==== Records supplied
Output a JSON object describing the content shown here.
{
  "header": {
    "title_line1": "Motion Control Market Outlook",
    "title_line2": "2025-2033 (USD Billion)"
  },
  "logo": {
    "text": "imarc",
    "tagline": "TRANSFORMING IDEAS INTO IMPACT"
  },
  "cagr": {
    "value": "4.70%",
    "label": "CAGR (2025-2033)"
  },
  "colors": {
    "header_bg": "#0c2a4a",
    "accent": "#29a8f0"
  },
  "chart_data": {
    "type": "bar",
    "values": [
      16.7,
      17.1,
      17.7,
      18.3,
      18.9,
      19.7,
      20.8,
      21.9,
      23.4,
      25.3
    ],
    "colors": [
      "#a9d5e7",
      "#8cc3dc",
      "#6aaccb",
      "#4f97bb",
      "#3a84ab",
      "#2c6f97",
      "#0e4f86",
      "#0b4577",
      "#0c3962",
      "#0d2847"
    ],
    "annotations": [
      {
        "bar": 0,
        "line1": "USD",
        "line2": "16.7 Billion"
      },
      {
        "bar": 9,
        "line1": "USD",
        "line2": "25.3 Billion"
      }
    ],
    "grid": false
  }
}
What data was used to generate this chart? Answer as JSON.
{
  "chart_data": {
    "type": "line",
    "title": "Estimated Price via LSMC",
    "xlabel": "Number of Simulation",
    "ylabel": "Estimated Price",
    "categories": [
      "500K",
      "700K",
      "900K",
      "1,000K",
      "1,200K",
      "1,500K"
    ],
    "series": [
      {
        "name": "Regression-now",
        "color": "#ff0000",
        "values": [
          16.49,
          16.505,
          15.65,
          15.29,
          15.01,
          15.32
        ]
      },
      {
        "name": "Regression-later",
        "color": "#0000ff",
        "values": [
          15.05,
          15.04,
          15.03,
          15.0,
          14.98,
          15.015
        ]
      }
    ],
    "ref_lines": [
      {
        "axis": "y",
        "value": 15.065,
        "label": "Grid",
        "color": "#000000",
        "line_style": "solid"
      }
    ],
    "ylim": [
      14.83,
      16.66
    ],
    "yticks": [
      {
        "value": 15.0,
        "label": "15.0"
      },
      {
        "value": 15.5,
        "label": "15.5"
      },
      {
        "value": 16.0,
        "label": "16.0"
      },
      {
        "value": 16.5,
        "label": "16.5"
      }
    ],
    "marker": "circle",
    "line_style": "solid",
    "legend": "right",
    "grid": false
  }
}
========
_The exercise_.
Return each line that includes "Billion".

_Written solution_.
    "title_line2": "2025-2033 (USD Billion)"
        "line2": "16.7 Billion"
        "line2": "25.3 Billion"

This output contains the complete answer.